◆ PROMPT: All of the material below is to be restated word for word, apart from the pictures.

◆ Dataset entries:
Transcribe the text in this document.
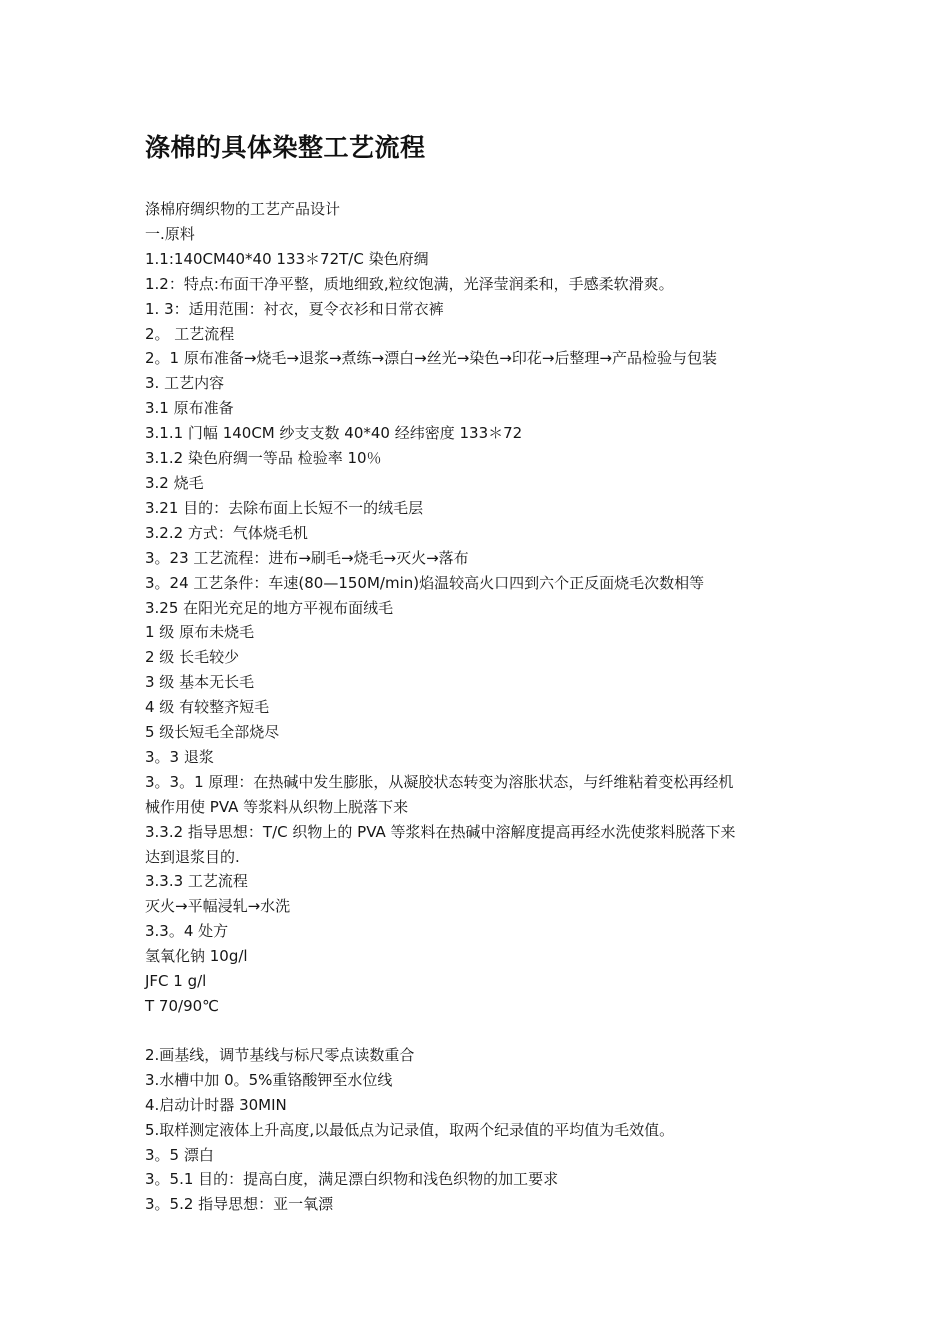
涤棉的具体染整工艺流程
涤棉府绸织物的工艺产品设计
一.原料
1.1:140CM40*40 133＊72T/C 染色府绸
1.2：特点:布面干净平整，质地细致,粒纹饱满，光泽莹润柔和，手感柔软滑爽。
1. 3：适用范围：衬衣，夏令衣衫和日常衣裤
2。 工艺流程
2。1 原布准备→烧毛→退浆→煮练→漂白→丝光→染色→印花→后整理→产品检验与包装
3. 工艺内容
3.1 原布准备
3.1.1 门幅 140CM 纱支支数 40*40 经纬密度 133＊72
3.1.2 染色府绸一等品 检验率 10％
3.2 烧毛
3.21 目的：去除布面上长短不一的绒毛层
3.2.2 方式：气体烧毛机
3。23 工艺流程：进布→刷毛→烧毛→灭火→落布
3。24 工艺条件：车速(80—150M/min)焰温较高火口四到六个正反面烧毛次数相等
3.25 在阳光充足的地方平视布面绒毛
1 级 原布未烧毛
2 级 长毛较少
3 级 基本无长毛
4 级 有较整齐短毛
5 级长短毛全部烧尽
3。3 退浆
3。3。1 原理：在热碱中发生膨胀，从凝胶状态转变为溶胀状态，与纤维粘着变松再经机
械作用使 PVA 等浆料从织物上脱落下来
3.3.2 指导思想：T/C 织物上的 PVA 等浆料在热碱中溶解度提高再经水洗使浆料脱落下来
达到退浆目的.
3.3.3 工艺流程
灭火→平幅浸轧→水洗
3.3。4 处方
氢氧化钠 10g/l
JFC 1 g/l
T 70/90℃
2.画基线，调节基线与标尺零点读数重合
3.水槽中加 0。5%重铬酸钾至水位线
4.启动计时器 30MIN
5.取样测定液体上升高度,以最低点为记录值，取两个纪录值的平均值为毛效值。
3。5 漂白
3。5.1 目的：提高白度，满足漂白织物和浅色织物的加工要求
3。5.2 指导思想：亚一氧漂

◆ COMPLETE OUTPUT:
Transcribe the text in this document.
涤棉的具体染整工艺流程
涤棉府绸织物的工艺产品设计
一.原料
1.1:140CM40*40 133＊72T/C 染色府绸
1.2：特点:布面干净平整，质地细致,粒纹饱满，光泽莹润柔和，手感柔软滑爽。
1. 3：适用范围：衬衣，夏令衣衫和日常衣裤
2。 工艺流程
2。1 原布准备→烧毛→退浆→煮练→漂白→丝光→染色→印花→后整理→产品检验与包装
3. 工艺内容
3.1 原布准备
3.1.1 门幅 140CM 纱支支数 40*40 经纬密度 133＊72
3.1.2 染色府绸一等品 检验率 10％
3.2 烧毛
3.21 目的：去除布面上长短不一的绒毛层
3.2.2 方式：气体烧毛机
3。23 工艺流程：进布→刷毛→烧毛→灭火→落布
3。24 工艺条件：车速(80—150M/min)焰温较高火口四到六个正反面烧毛次数相等
3.25 在阳光充足的地方平视布面绒毛
1 级 原布未烧毛
2 级 长毛较少
3 级 基本无长毛
4 级 有较整齐短毛
5 级长短毛全部烧尽
3。3 退浆
3。3。1 原理：在热碱中发生膨胀，从凝胶状态转变为溶胀状态，与纤维粘着变松再经机
械作用使 PVA 等浆料从织物上脱落下来
3.3.2 指导思想：T/C 织物上的 PVA 等浆料在热碱中溶解度提高再经水洗使浆料脱落下来
达到退浆目的.
3.3.3 工艺流程
灭火→平幅浸轧→水洗
3.3。4 处方
氢氧化钠 10g/l
JFC 1 g/l
T 70/90℃
2.画基线，调节基线与标尺零点读数重合
3.水槽中加 0。5%重铬酸钾至水位线
4.启动计时器 30MIN
5.取样测定液体上升高度,以最低点为记录值，取两个纪录值的平均值为毛效值。
3。5 漂白
3。5.1 目的：提高白度，满足漂白织物和浅色织物的加工要求
3。5.2 指导思想：亚一氧漂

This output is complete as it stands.